** Start of DATA FOR THIS EXERCISE **

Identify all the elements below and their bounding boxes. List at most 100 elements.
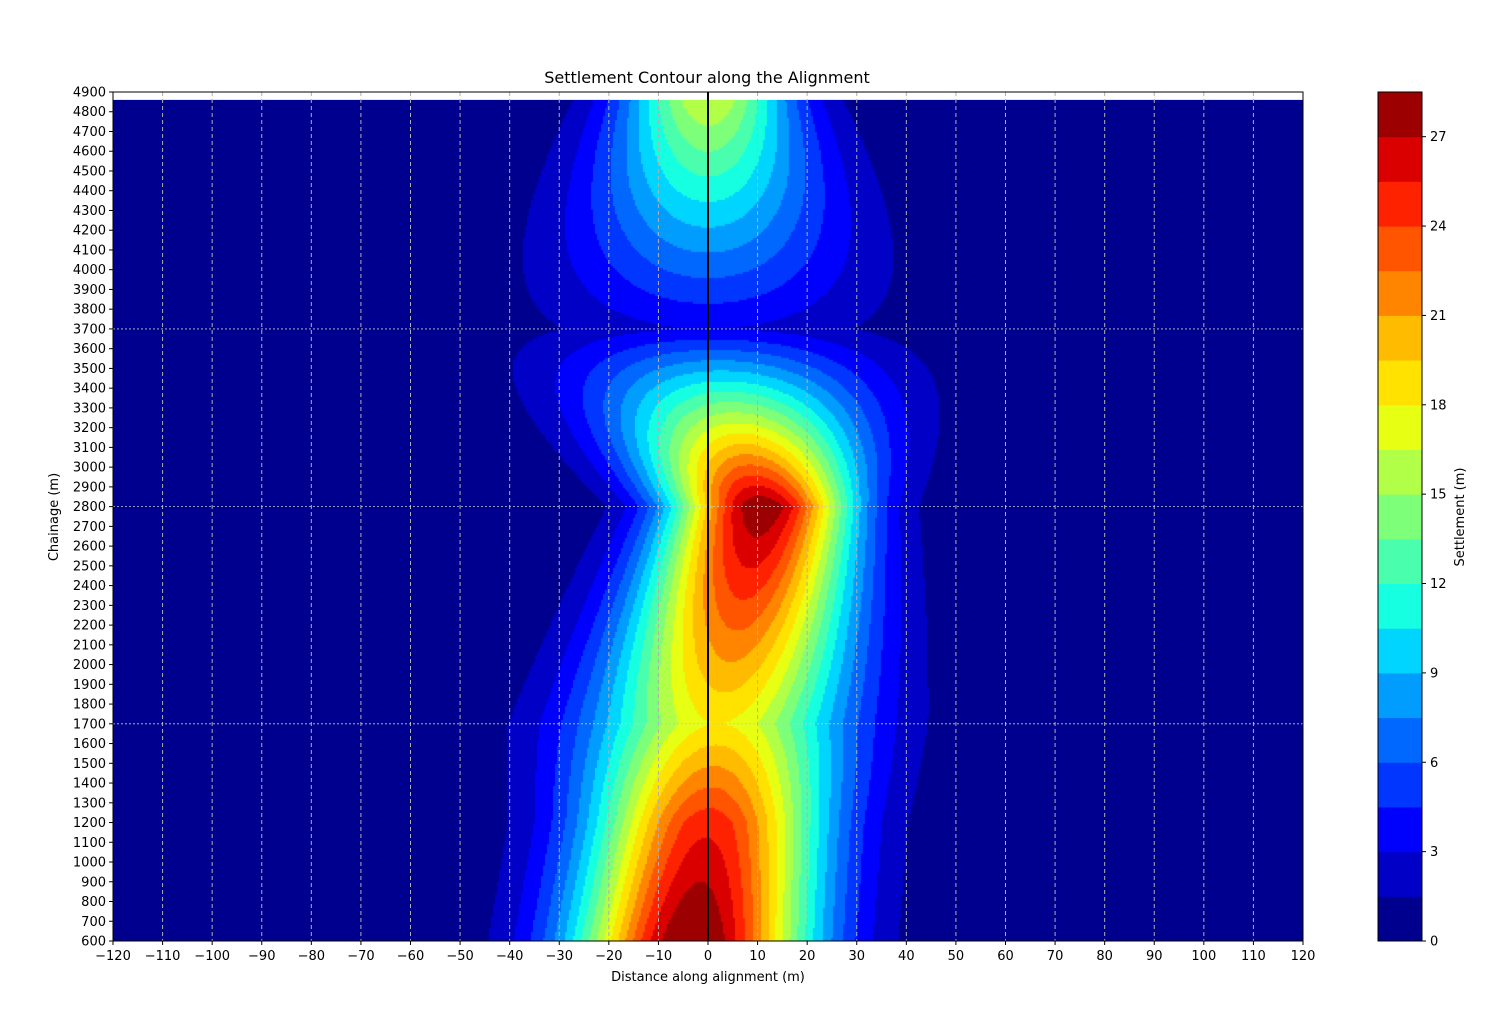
y-tick-label: 3800 (73, 303, 106, 318)
x-tick-label: 30 (848, 949, 865, 964)
y-tick-label: 3500 (73, 362, 106, 377)
y-tick-label: 1400 (73, 777, 106, 792)
x-tick-label: 50 (948, 949, 965, 964)
x-tick-label: −70 (347, 949, 374, 964)
colorbar-band (1378, 672, 1422, 719)
y-axis-title: Chainage (m) (47, 473, 62, 561)
y-tick-label: 3700 (73, 322, 106, 337)
colorbar-tick-label: 18 (1430, 398, 1447, 413)
x-tick-label: 120 (1291, 949, 1316, 964)
colorbar-tick-label: 21 (1430, 309, 1447, 324)
y-tick-label: 4400 (73, 184, 106, 199)
y-tick-label: 4600 (73, 145, 106, 160)
colorbar-tick-label: 15 (1430, 488, 1447, 503)
y-tick-label: 1500 (73, 757, 106, 772)
x-axis-title: Distance along alignment (m) (611, 970, 805, 985)
x-tick-label: −90 (248, 949, 275, 964)
x-tick-label: 20 (799, 949, 816, 964)
x-tick-label: 100 (1191, 949, 1216, 964)
y-tick-label: 2000 (73, 658, 106, 673)
colorbar-band (1378, 628, 1422, 674)
colorbar-tick-label: 12 (1430, 577, 1447, 592)
colorbar-band (1378, 851, 1422, 897)
y-tick-label: 4900 (73, 86, 106, 101)
y-tick-label: 3000 (73, 461, 106, 476)
y-tick-label: 900 (81, 875, 106, 890)
y-tick-label: 2900 (73, 480, 106, 495)
y-tick-label: 4200 (73, 224, 106, 239)
y-tick-label: 3600 (73, 342, 106, 357)
y-tick-label: 2400 (73, 579, 106, 594)
x-tick-label: 90 (1146, 949, 1163, 964)
colorbar-band (1378, 92, 1422, 138)
colorbar-band (1378, 538, 1422, 585)
x-tick-label: 60 (997, 949, 1014, 964)
colorbar-tick-label: 9 (1430, 666, 1438, 681)
x-axis: −120 −110 −100 −90 −80 −70 −60 −50 −40 −30 −20 −10 0… (95, 941, 1315, 964)
y-tick-label: 700 (81, 915, 106, 930)
colorbar-band (1378, 449, 1422, 495)
y-tick-label: 600 (81, 935, 106, 950)
colorbar-band (1378, 136, 1422, 182)
x-tick-label: −10 (645, 949, 672, 964)
y-tick-label: 2100 (73, 638, 106, 653)
y-tick-label: 2200 (73, 619, 106, 634)
y-tick-label: 3400 (73, 382, 106, 397)
x-tick-label: 10 (749, 949, 766, 964)
colorbar-band (1378, 181, 1422, 227)
y-axis: 600 700 800 900 1000 1100 1200 1300 1400 1500 1600… (73, 86, 113, 950)
colorbar-band (1378, 226, 1422, 272)
x-tick-label: −100 (194, 949, 230, 964)
y-tick-label: 2500 (73, 559, 106, 574)
y-tick-label: 4300 (73, 204, 106, 219)
colorbar-band (1378, 762, 1422, 808)
colorbar-tick-label: 0 (1430, 935, 1438, 950)
colorbar-tick-label: 6 (1430, 756, 1438, 771)
y-tick-label: 2700 (73, 520, 106, 535)
y-tick-label: 2600 (73, 540, 106, 555)
y-tick-label: 3900 (73, 283, 106, 298)
x-tick-label: −110 (145, 949, 181, 964)
y-tick-label: 1800 (73, 698, 106, 713)
colorbar: 0 3 6 9 12 15 18 21 24 27 (1377, 91, 1447, 950)
y-tick-label: 3300 (73, 401, 106, 416)
x-tick-label: 70 (1047, 949, 1064, 964)
x-tick-label: −20 (595, 949, 622, 964)
chart-title: Settlement Contour along the Alignment (544, 68, 869, 87)
y-tick-label: 800 (81, 895, 106, 910)
y-tick-label: 1200 (73, 816, 106, 831)
x-tick-label: −80 (298, 949, 325, 964)
colorbar-tick-label: 24 (1430, 220, 1447, 235)
plot-area (112, 91, 1304, 942)
y-tick-label: 4000 (73, 263, 106, 278)
y-tick-label: 1300 (73, 796, 106, 811)
colorbar-band (1378, 896, 1422, 942)
colorbar-band (1378, 360, 1422, 406)
x-tick-label: −30 (546, 949, 573, 964)
colorbar-band (1378, 806, 1422, 853)
y-tick-label: 4100 (73, 243, 106, 258)
y-tick-label: 1100 (73, 836, 106, 851)
x-tick-label: −60 (397, 949, 424, 964)
colorbar-band (1378, 315, 1422, 361)
y-tick-label: 1900 (73, 678, 106, 693)
y-tick-label: 3200 (73, 421, 106, 436)
y-tick-label: 1700 (73, 717, 106, 732)
y-tick-label: 4800 (73, 105, 106, 120)
x-tick-label: 0 (704, 949, 712, 964)
x-tick-label: 80 (1096, 949, 1113, 964)
colorbar-frame (1377, 91, 1423, 942)
x-tick-label: 40 (898, 949, 915, 964)
y-tick-label: 2800 (73, 500, 106, 515)
colorbar-band (1378, 270, 1422, 316)
colorbar-band (1378, 717, 1422, 763)
x-tick-label: 110 (1241, 949, 1266, 964)
x-tick-label: −120 (95, 949, 131, 964)
x-tick-label: −40 (496, 949, 523, 964)
colorbar-label: Settlement (m) (1453, 468, 1468, 567)
y-tick-label: 1000 (73, 856, 106, 871)
y-tick-label: 4700 (73, 125, 106, 140)
colorbar-band (1378, 583, 1422, 629)
colorbar-tick-label: 3 (1430, 845, 1438, 860)
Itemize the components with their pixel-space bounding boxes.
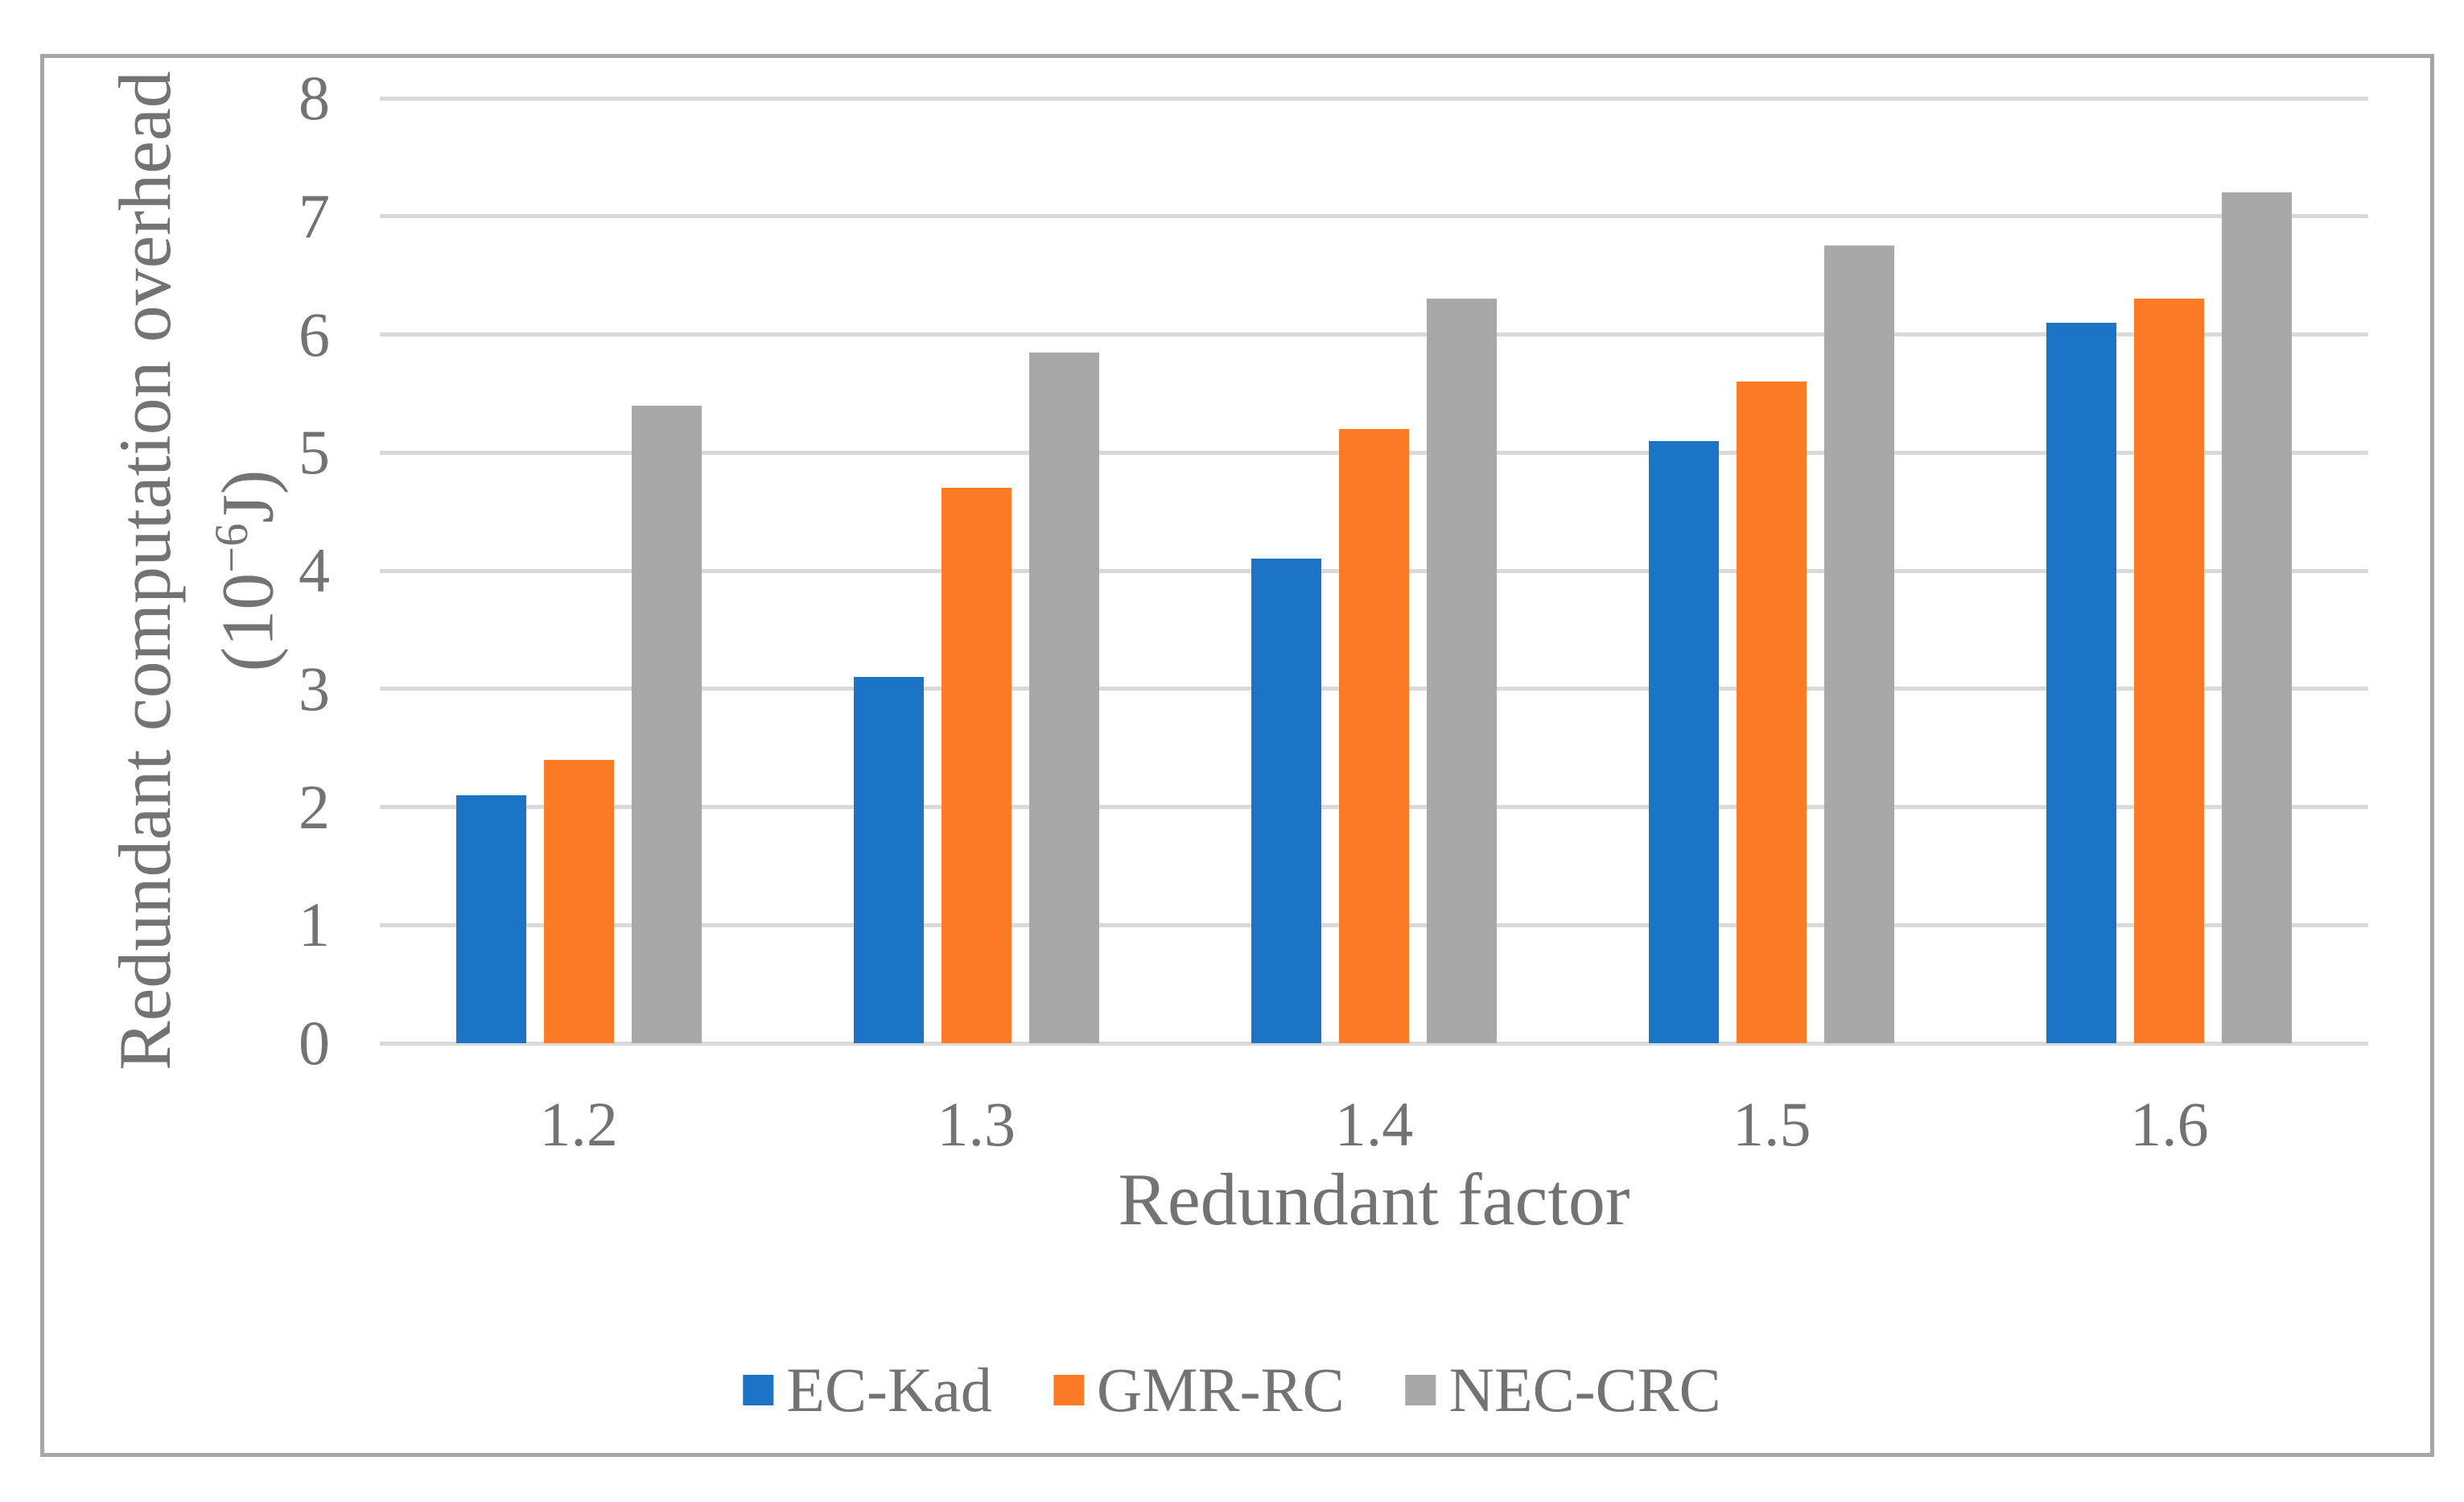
x-tick-label-1.4: 1.4: [1334, 1089, 1414, 1159]
y-tick-label-4: 4: [299, 535, 330, 605]
bar-gmr-rc-1.3: [941, 488, 1012, 1043]
legend-item-gmr-rc: GMR-RC: [1053, 1354, 1345, 1426]
legend-item-nec-crc: NEC-CRC: [1405, 1354, 1721, 1426]
bar-nec-crc-1.3: [1028, 352, 1099, 1043]
legend-swatch-ec-kad: [743, 1375, 774, 1405]
bar-ec-kad-1.6: [2046, 322, 2117, 1043]
bar-nec-crc-1.5: [1824, 246, 1895, 1043]
x-axis-title: Redundant factor: [1118, 1158, 1630, 1240]
bar-nec-crc-1.2: [631, 405, 702, 1043]
gridline-y6: [380, 332, 2368, 336]
x-tick-label-1.6: 1.6: [2130, 1089, 2209, 1159]
legend-label-nec-crc: NEC-CRC: [1448, 1355, 1721, 1425]
bar-ec-kad-1.5: [1649, 440, 1720, 1043]
legend-label-gmr-rc: GMR-RC: [1096, 1355, 1345, 1425]
x-tick-label-1.2: 1.2: [539, 1089, 618, 1159]
legend-label-ec-kad: EC-Kad: [786, 1355, 992, 1425]
bar-ec-kad-1.4: [1251, 559, 1321, 1043]
figure-border: [40, 54, 2434, 1457]
bar-ec-kad-1.2: [455, 794, 526, 1043]
legend: EC-Kad GMR-RC NEC-CRC: [743, 1354, 1721, 1426]
y-tick-label-5: 5: [299, 417, 330, 488]
y-tick-label-0: 0: [299, 1008, 330, 1078]
bar-ec-kad-1.3: [853, 677, 924, 1043]
bar-gmr-rc-1.6: [2134, 299, 2205, 1043]
bar-nec-crc-1.6: [2222, 192, 2293, 1043]
y-tick-label-2: 2: [299, 771, 330, 842]
gridline-y8: [380, 96, 2368, 101]
y-tick-label-7: 7: [299, 180, 330, 251]
bar-gmr-rc-1.4: [1339, 428, 1409, 1043]
legend-swatch-gmr-rc: [1053, 1375, 1084, 1405]
x-tick-label-1.5: 1.5: [1732, 1089, 1811, 1159]
y-tick-label-6: 6: [299, 299, 330, 369]
legend-swatch-nec-crc: [1405, 1375, 1436, 1405]
bar-gmr-rc-1.5: [1737, 382, 1807, 1043]
x-tick-label-1.3: 1.3: [937, 1089, 1016, 1159]
y-tick-label-3: 3: [299, 653, 330, 724]
y-tick-label-1: 1: [299, 889, 330, 960]
bar-gmr-rc-1.2: [543, 759, 614, 1043]
legend-item-ec-kad: EC-Kad: [743, 1354, 992, 1426]
plot-area: [380, 96, 2368, 1046]
x-axis-line: [380, 1041, 2368, 1046]
gridline-y7: [380, 214, 2368, 219]
bar-nec-crc-1.4: [1427, 299, 1497, 1043]
y-tick-label-8: 8: [299, 63, 330, 133]
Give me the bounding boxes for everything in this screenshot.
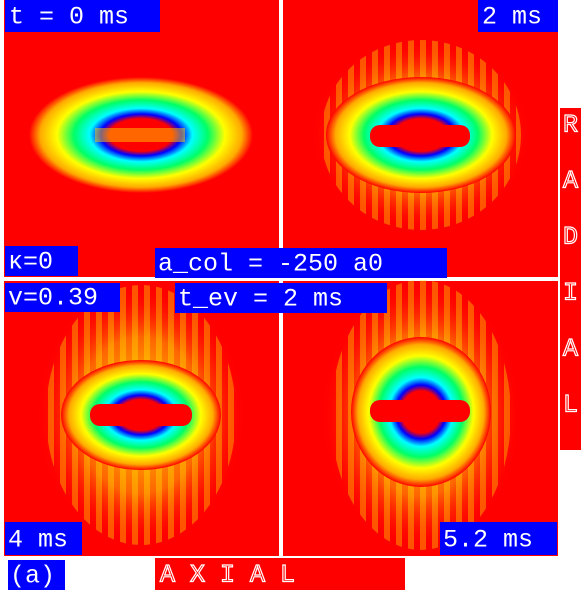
- label-box: [5, 283, 120, 312]
- label-box: [478, 0, 558, 32]
- core: [90, 404, 192, 426]
- label-box: [5, 246, 78, 276]
- panels: [4, 0, 558, 556]
- panel-tag: (a): [10, 562, 55, 591]
- a-col-label: a_col = -250 a0: [158, 250, 383, 279]
- core: [370, 125, 470, 147]
- axis-box: [155, 558, 405, 590]
- label-box: [440, 522, 557, 555]
- time-label: 4 ms: [8, 526, 68, 555]
- kappa-label: κ=0: [8, 248, 53, 277]
- radial-letter: A: [563, 167, 578, 196]
- v-label: v=0.39: [8, 284, 98, 313]
- label-box: [5, 0, 160, 32]
- core: [370, 400, 470, 422]
- time-label: 2 ms: [482, 3, 542, 32]
- t-ev-label: t_ev = 2 ms: [178, 285, 343, 314]
- radial-letter: L: [563, 391, 578, 420]
- radial-letter: I: [563, 279, 578, 308]
- axis-box: [560, 108, 581, 450]
- radial-letter: A: [563, 335, 578, 364]
- label-box: [175, 283, 387, 313]
- time-label: 5.2 ms: [443, 526, 533, 555]
- label-box: [5, 522, 82, 555]
- radial-letter: D: [563, 223, 578, 252]
- label-box: [8, 560, 65, 590]
- radial-letter: R: [563, 111, 578, 140]
- label-box: [155, 248, 447, 278]
- core: [95, 128, 185, 142]
- axial-label: A X I A L: [160, 561, 295, 590]
- time-label: t = 0 ms: [9, 3, 129, 32]
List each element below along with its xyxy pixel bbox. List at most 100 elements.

** End of DATA FOR THIS EXERCISE **

Copy the lines of the items without any change, starting with the line that contains "x-tick-label-1.4: 1.4: [1334, 1089, 1414, 1159]" and ending with the line that contains "Give me the".

x-tick-label-1.4: 1.4: [1334, 1089, 1414, 1159]
y-tick-label-4: 4: [299, 535, 330, 605]
bar-gmr-rc-1.3: [941, 488, 1012, 1043]
legend-item-gmr-rc: GMR-RC: [1053, 1354, 1345, 1426]
legend-item-nec-crc: NEC-CRC: [1405, 1354, 1721, 1426]
bar-nec-crc-1.3: [1028, 352, 1099, 1043]
legend-swatch-ec-kad: [743, 1375, 774, 1405]
bar-ec-kad-1.6: [2046, 322, 2117, 1043]
bar-nec-crc-1.5: [1824, 246, 1895, 1043]
x-axis-title: Redundant factor: [1118, 1158, 1630, 1240]
bar-nec-crc-1.2: [631, 405, 702, 1043]
gridline-y6: [380, 332, 2368, 336]
x-tick-label-1.6: 1.6: [2130, 1089, 2209, 1159]
legend-label-nec-crc: NEC-CRC: [1448, 1355, 1721, 1425]
bar-ec-kad-1.5: [1649, 440, 1720, 1043]
legend-label-gmr-rc: GMR-RC: [1096, 1355, 1345, 1425]
x-tick-label-1.2: 1.2: [539, 1089, 618, 1159]
legend-label-ec-kad: EC-Kad: [786, 1355, 992, 1425]
bar-ec-kad-1.4: [1251, 559, 1321, 1043]
figure-border: [40, 54, 2434, 1457]
bar-ec-kad-1.2: [455, 794, 526, 1043]
legend: EC-Kad GMR-RC NEC-CRC: [743, 1354, 1721, 1426]
y-tick-label-5: 5: [299, 417, 330, 488]
y-tick-label-0: 0: [299, 1008, 330, 1078]
bar-ec-kad-1.3: [853, 677, 924, 1043]
bar-gmr-rc-1.6: [2134, 299, 2205, 1043]
bar-nec-crc-1.6: [2222, 192, 2293, 1043]
y-tick-label-2: 2: [299, 771, 330, 842]
gridline-y8: [380, 96, 2368, 101]
y-tick-label-7: 7: [299, 180, 330, 251]
bar-gmr-rc-1.4: [1339, 428, 1409, 1043]
legend-swatch-gmr-rc: [1053, 1375, 1084, 1405]
x-tick-label-1.5: 1.5: [1732, 1089, 1811, 1159]
y-tick-label-6: 6: [299, 299, 330, 369]
legend-swatch-nec-crc: [1405, 1375, 1436, 1405]
bar-gmr-rc-1.5: [1737, 382, 1807, 1043]
x-tick-label-1.3: 1.3: [937, 1089, 1016, 1159]
y-tick-label-3: 3: [299, 653, 330, 724]
y-tick-label-1: 1: [299, 889, 330, 960]
bar-gmr-rc-1.2: [543, 759, 614, 1043]
legend-item-ec-kad: EC-Kad: [743, 1354, 992, 1426]
plot-area: [380, 96, 2368, 1046]
x-axis-line: [380, 1041, 2368, 1046]
gridline-y7: [380, 214, 2368, 219]
bar-nec-crc-1.4: [1427, 299, 1497, 1043]
y-tick-label-8: 8: [299, 63, 330, 133]
Give me the bounding boxes for everything in this screenshot.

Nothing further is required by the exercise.